-- BEGIN Records to process --
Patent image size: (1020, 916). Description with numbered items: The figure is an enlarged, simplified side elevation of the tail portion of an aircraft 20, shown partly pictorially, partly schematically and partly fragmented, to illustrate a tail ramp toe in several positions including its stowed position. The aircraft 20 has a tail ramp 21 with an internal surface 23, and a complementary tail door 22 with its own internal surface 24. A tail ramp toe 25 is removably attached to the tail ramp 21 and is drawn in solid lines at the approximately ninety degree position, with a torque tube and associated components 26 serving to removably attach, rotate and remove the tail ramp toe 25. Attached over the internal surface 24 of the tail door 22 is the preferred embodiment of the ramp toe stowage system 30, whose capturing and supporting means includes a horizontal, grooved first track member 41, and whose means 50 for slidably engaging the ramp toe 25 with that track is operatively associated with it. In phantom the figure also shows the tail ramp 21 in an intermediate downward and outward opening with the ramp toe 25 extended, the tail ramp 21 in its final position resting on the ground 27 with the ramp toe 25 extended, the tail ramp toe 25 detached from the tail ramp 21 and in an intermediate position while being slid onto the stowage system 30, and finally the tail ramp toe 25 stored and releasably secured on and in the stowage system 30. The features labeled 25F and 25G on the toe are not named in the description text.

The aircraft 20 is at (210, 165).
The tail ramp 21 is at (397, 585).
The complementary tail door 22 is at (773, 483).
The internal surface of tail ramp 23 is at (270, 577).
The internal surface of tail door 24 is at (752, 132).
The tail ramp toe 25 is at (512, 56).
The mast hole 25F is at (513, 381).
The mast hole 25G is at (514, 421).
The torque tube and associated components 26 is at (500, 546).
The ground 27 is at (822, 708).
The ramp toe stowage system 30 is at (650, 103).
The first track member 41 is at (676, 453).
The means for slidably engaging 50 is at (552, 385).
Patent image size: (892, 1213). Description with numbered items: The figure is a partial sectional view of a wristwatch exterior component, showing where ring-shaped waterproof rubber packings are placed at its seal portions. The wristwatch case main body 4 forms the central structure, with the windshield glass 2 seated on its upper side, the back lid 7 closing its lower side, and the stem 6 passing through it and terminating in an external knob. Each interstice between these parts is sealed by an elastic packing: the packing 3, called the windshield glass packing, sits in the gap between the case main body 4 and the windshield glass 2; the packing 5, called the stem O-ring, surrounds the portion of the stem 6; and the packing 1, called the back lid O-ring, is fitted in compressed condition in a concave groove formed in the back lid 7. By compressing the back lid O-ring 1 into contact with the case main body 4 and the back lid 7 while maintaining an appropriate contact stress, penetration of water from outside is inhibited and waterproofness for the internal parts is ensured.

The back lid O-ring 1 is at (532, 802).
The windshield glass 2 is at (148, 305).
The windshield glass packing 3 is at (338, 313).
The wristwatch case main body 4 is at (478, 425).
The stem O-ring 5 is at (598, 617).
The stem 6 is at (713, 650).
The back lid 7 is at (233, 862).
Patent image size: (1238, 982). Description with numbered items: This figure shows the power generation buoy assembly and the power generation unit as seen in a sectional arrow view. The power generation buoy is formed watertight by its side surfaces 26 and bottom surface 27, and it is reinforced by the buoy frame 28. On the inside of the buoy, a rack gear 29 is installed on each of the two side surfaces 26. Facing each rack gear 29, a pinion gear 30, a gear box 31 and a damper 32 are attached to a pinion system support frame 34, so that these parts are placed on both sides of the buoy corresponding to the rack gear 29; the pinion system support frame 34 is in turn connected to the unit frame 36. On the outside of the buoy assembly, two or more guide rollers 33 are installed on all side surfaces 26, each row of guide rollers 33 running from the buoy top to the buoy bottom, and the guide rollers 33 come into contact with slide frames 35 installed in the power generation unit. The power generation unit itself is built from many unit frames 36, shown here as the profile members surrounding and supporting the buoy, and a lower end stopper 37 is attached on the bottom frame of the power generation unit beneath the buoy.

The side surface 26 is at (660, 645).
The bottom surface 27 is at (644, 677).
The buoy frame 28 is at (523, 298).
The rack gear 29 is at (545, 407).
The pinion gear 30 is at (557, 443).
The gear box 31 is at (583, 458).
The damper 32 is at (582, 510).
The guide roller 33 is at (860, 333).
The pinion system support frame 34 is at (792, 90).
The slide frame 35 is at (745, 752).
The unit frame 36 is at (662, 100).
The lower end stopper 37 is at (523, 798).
-- END Records to process --
Can you rewrite these rows with "Patent image size" changed to "Drawing size" throughout and nothing else altered?

### Output of the exercise
Drawing size: (1020, 916). Description with numbered items: The figure is an enlarged, simplified side elevation of the tail portion of an aircraft 20, shown partly pictorially, partly schematically and partly fragmented, to illustrate a tail ramp toe in several positions including its stowed position. The aircraft 20 has a tail ramp 21 with an internal surface 23, and a complementary tail door 22 with its own internal surface 24. A tail ramp toe 25 is removably attached to the tail ramp 21 and is drawn in solid lines at the approximately ninety degree position, with a torque tube and associated components 26 serving to removably attach, rotate and remove the tail ramp toe 25. Attached over the internal surface 24 of the tail door 22 is the preferred embodiment of the ramp toe stowage system 30, whose capturing and supporting means includes a horizontal, grooved first track member 41, and whose means 50 for slidably engaging the ramp toe 25 with that track is operatively associated with it. In phantom the figure also shows the tail ramp 21 in an intermediate downward and outward opening with the ramp toe 25 extended, the tail ramp 21 in its final position resting on the ground 27 with the ramp toe 25 extended, the tail ramp toe 25 detached from the tail ramp 21 and in an intermediate position while being slid onto the stowage system 30, and finally the tail ramp toe 25 stored and releasably secured on and in the stowage system 30. The features labeled 25F and 25G on the toe are not named in the description text.

The aircraft 20 is at (210, 165).
The tail ramp 21 is at (397, 585).
The complementary tail door 22 is at (773, 483).
The internal surface of tail ramp 23 is at (270, 577).
The internal surface of tail door 24 is at (752, 132).
The tail ramp toe 25 is at (512, 56).
The mast hole 25F is at (513, 381).
The mast hole 25G is at (514, 421).
The torque tube and associated components 26 is at (500, 546).
The ground 27 is at (822, 708).
The ramp toe stowage system 30 is at (650, 103).
The first track member 41 is at (676, 453).
The means for slidably engaging 50 is at (552, 385).
Drawing size: (892, 1213). Description with numbered items: The figure is a partial sectional view of a wristwatch exterior component, showing where ring-shaped waterproof rubber packings are placed at its seal portions. The wristwatch case main body 4 forms the central structure, with the windshield glass 2 seated on its upper side, the back lid 7 closing its lower side, and the stem 6 passing through it and terminating in an external knob. Each interstice between these parts is sealed by an elastic packing: the packing 3, called the windshield glass packing, sits in the gap between the case main body 4 and the windshield glass 2; the packing 5, called the stem O-ring, surrounds the portion of the stem 6; and the packing 1, called the back lid O-ring, is fitted in compressed condition in a concave groove formed in the back lid 7. By compressing the back lid O-ring 1 into contact with the case main body 4 and the back lid 7 while maintaining an appropriate contact stress, penetration of water from outside is inhibited and waterproofness for the internal parts is ensured.

The back lid O-ring 1 is at (532, 802).
The windshield glass 2 is at (148, 305).
The windshield glass packing 3 is at (338, 313).
The wristwatch case main body 4 is at (478, 425).
The stem O-ring 5 is at (598, 617).
The stem 6 is at (713, 650).
The back lid 7 is at (233, 862).
Drawing size: (1238, 982). Description with numbered items: This figure shows the power generation buoy assembly and the power generation unit as seen in a sectional arrow view. The power generation buoy is formed watertight by its side surfaces 26 and bottom surface 27, and it is reinforced by the buoy frame 28. On the inside of the buoy, a rack gear 29 is installed on each of the two side surfaces 26. Facing each rack gear 29, a pinion gear 30, a gear box 31 and a damper 32 are attached to a pinion system support frame 34, so that these parts are placed on both sides of the buoy corresponding to the rack gear 29; the pinion system support frame 34 is in turn connected to the unit frame 36. On the outside of the buoy assembly, two or more guide rollers 33 are installed on all side surfaces 26, each row of guide rollers 33 running from the buoy top to the buoy bottom, and the guide rollers 33 come into contact with slide frames 35 installed in the power generation unit. The power generation unit itself is built from many unit frames 36, shown here as the profile members surrounding and supporting the buoy, and a lower end stopper 37 is attached on the bottom frame of the power generation unit beneath the buoy.

The side surface 26 is at (660, 645).
The bottom surface 27 is at (644, 677).
The buoy frame 28 is at (523, 298).
The rack gear 29 is at (545, 407).
The pinion gear 30 is at (557, 443).
The gear box 31 is at (583, 458).
The damper 32 is at (582, 510).
The guide roller 33 is at (860, 333).
The pinion system support frame 34 is at (792, 90).
The slide frame 35 is at (745, 752).
The unit frame 36 is at (662, 100).
The lower end stopper 37 is at (523, 798).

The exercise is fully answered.